*TASK DETAILS*
Pull out every line below that contains the word "redujo".

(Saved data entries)

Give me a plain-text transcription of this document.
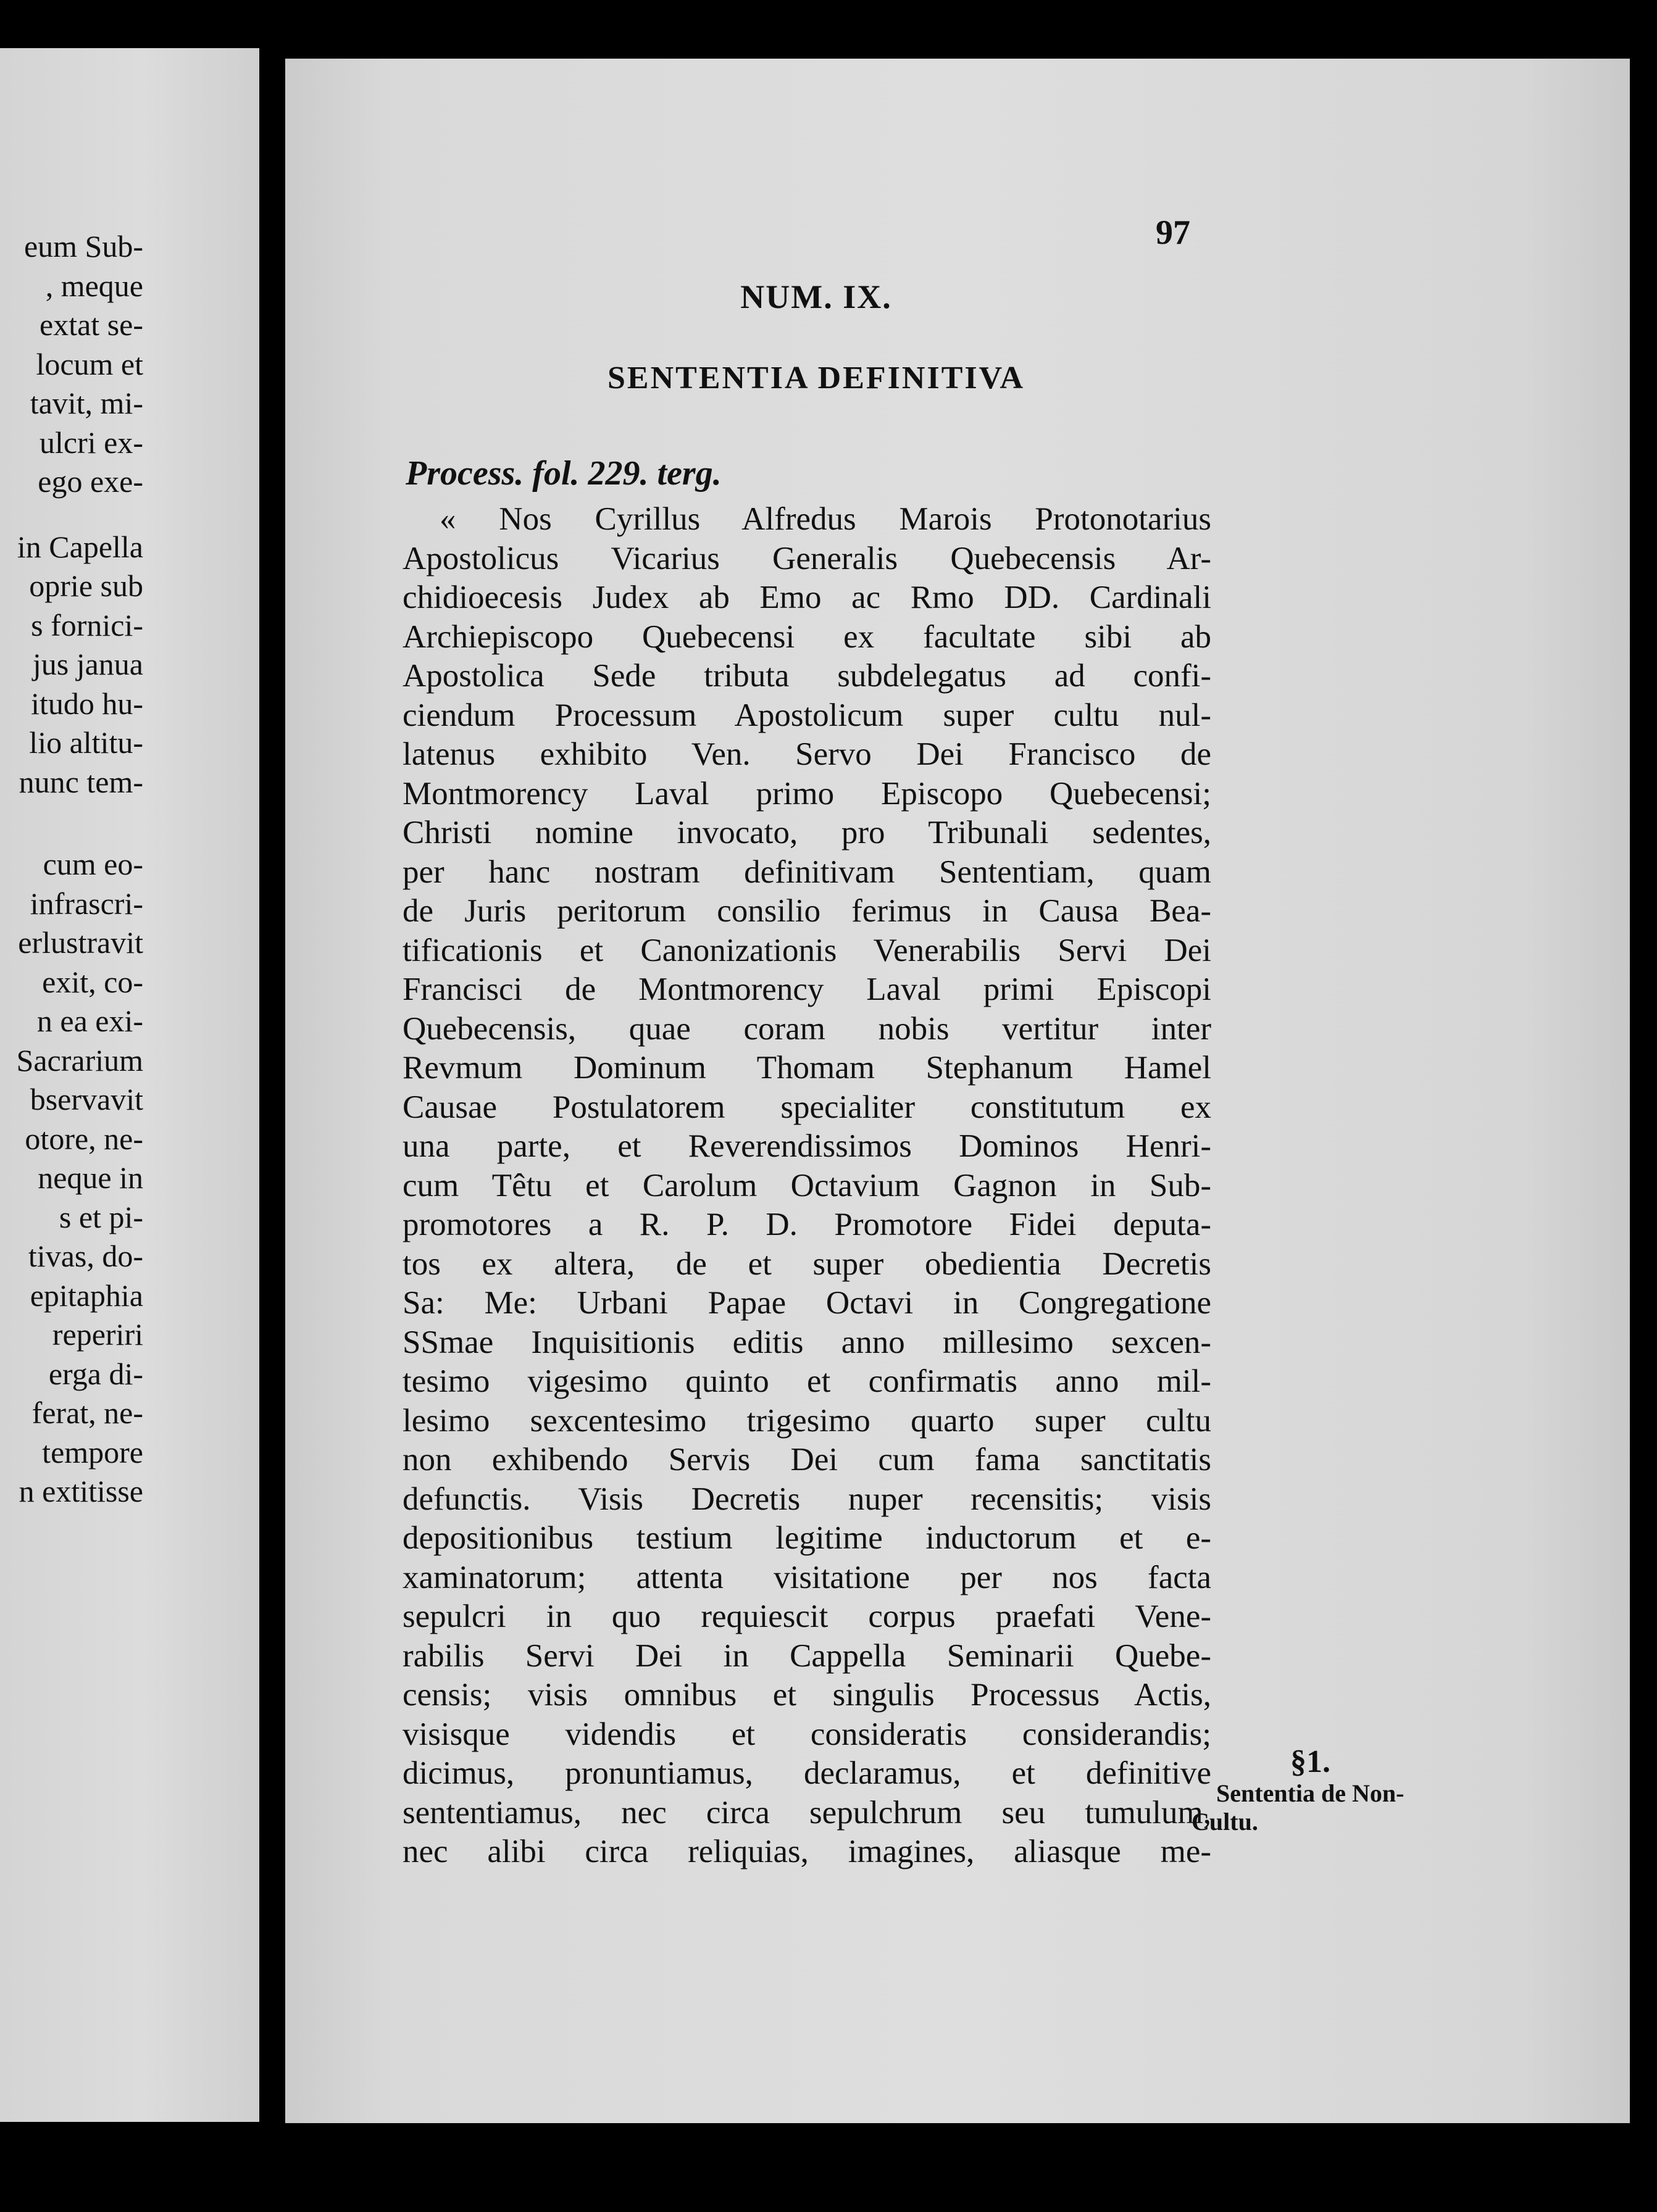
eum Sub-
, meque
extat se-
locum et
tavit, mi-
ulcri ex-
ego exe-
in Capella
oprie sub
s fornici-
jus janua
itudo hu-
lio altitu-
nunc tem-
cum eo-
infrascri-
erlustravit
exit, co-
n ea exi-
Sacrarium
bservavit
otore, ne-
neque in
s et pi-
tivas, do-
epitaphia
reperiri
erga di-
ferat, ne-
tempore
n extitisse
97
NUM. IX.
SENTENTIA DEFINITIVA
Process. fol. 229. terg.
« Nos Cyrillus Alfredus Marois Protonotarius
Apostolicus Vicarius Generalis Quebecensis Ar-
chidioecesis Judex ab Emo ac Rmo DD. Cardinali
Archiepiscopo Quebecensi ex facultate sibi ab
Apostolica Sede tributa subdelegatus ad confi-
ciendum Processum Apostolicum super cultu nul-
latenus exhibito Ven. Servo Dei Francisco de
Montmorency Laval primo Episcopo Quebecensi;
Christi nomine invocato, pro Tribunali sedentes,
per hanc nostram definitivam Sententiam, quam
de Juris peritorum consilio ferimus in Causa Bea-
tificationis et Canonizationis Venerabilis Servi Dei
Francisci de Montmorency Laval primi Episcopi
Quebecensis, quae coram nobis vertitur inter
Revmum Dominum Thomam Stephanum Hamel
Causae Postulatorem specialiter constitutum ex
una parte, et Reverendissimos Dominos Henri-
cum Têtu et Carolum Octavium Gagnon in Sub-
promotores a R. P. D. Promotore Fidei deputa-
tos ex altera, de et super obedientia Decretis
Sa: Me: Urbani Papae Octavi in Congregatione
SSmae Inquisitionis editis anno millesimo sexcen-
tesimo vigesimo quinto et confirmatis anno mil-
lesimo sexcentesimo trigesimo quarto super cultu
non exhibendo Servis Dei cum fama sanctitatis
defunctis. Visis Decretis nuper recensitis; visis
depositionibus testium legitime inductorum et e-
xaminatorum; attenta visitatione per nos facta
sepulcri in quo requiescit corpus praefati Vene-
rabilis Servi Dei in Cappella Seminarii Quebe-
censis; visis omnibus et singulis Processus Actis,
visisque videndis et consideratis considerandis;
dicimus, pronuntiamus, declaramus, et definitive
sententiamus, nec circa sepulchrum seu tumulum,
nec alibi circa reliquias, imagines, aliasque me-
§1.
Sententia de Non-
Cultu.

--

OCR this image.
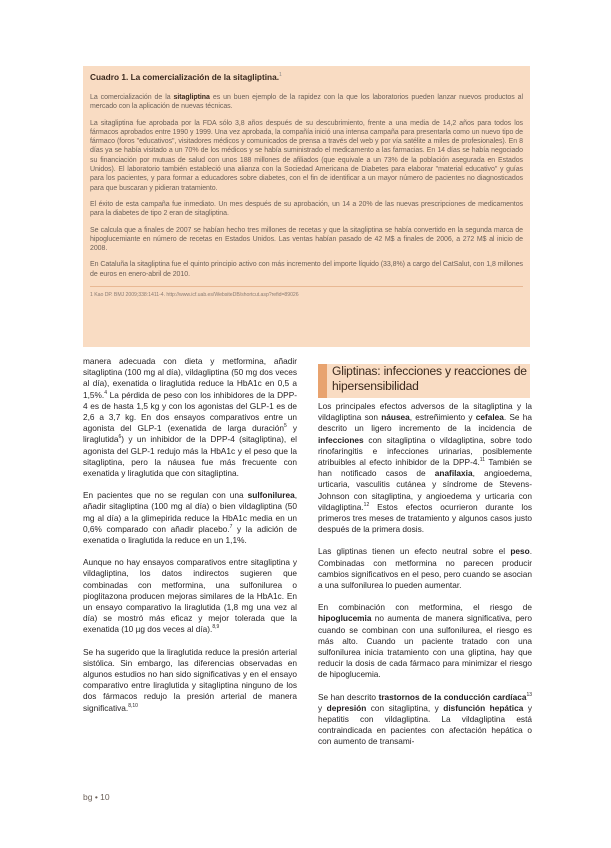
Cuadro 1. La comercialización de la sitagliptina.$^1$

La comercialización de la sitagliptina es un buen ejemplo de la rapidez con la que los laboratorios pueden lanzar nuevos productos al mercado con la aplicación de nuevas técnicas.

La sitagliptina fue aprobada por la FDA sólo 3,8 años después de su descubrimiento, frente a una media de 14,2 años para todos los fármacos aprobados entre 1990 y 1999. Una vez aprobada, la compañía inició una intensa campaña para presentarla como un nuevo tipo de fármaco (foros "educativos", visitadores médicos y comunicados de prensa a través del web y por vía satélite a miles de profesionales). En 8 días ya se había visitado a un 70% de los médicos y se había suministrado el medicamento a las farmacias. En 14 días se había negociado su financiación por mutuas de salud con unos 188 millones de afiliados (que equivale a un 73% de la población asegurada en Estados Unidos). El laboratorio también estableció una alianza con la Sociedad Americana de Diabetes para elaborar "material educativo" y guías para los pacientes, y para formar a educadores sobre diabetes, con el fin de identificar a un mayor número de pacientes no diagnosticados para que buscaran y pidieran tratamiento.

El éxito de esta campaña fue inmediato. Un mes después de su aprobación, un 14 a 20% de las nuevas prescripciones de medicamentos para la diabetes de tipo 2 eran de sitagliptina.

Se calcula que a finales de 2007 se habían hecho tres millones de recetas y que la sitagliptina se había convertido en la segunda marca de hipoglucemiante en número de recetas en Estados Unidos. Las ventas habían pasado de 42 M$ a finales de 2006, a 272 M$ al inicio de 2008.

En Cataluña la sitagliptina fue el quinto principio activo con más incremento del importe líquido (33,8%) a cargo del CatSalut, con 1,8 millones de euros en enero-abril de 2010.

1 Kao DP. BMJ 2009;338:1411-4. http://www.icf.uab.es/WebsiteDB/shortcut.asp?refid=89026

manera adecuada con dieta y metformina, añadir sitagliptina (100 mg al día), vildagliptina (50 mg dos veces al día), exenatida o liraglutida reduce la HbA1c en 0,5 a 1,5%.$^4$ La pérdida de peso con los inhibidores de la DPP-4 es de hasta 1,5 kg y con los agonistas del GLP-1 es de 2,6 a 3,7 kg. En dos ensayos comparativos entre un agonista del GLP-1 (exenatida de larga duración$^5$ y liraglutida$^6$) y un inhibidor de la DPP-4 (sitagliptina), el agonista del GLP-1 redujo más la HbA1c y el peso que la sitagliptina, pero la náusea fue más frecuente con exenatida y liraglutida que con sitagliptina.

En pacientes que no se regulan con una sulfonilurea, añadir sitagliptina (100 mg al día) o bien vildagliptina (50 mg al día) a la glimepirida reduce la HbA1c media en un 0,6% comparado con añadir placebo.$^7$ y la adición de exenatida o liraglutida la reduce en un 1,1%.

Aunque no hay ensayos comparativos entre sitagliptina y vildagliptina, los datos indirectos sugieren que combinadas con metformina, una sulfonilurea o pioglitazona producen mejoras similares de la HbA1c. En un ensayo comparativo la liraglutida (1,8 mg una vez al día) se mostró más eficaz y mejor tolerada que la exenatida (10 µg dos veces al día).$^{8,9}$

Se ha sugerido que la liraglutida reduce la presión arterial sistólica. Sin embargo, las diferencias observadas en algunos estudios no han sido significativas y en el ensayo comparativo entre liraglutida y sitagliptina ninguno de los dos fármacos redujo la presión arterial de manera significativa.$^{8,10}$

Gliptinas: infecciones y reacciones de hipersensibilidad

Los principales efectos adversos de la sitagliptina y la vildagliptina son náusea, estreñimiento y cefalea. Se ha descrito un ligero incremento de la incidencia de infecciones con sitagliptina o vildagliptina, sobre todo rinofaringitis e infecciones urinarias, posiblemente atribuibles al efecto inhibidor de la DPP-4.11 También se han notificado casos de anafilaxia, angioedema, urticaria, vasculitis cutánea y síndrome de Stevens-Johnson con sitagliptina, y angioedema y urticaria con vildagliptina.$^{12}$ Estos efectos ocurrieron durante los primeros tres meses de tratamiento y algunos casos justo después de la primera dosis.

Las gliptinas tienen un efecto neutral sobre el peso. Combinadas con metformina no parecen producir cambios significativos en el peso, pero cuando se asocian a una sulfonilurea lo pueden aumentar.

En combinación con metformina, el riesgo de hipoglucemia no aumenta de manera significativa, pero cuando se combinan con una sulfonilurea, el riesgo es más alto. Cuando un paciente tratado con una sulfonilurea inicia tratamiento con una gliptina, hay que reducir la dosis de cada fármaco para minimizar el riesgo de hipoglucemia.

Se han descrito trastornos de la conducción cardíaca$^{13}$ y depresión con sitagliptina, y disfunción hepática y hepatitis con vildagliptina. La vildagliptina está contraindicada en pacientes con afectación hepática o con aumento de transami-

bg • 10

*SOLUTION TO THE EXERCISE*
manera adecuada con dieta y metformina, añadir sitagliptina (100 mg al día), vildagliptina (50 mg dos veces al día), exenatida o liraglutida reduce la HbA1c en 0,5 a 1,5%.$^4$ La pérdida de peso con los inhibidores de la DPP-4 es de hasta 1,5 kg y con los agonistas del GLP-1 es de 2,6 a 3,7 kg. En dos ensayos comparativos entre un agonista del GLP-1 (exenatida de larga duración$^5$ y liraglutida$^6$) y un inhibidor de la DPP-4 (sitagliptina), el agonista del GLP-1 redujo más la HbA1c y el peso que la sitagliptina, pero la náusea fue más frecuente con exenatida y liraglutida que con sitagliptina.
Se ha sugerido que la liraglutida reduce la presión arterial sistólica. Sin embargo, las diferencias observadas en algunos estudios no han sido significativas y en el ensayo comparativo entre liraglutida y sitagliptina ninguno de los dos fármacos redujo la presión arterial de manera significativa.$^{8,10}$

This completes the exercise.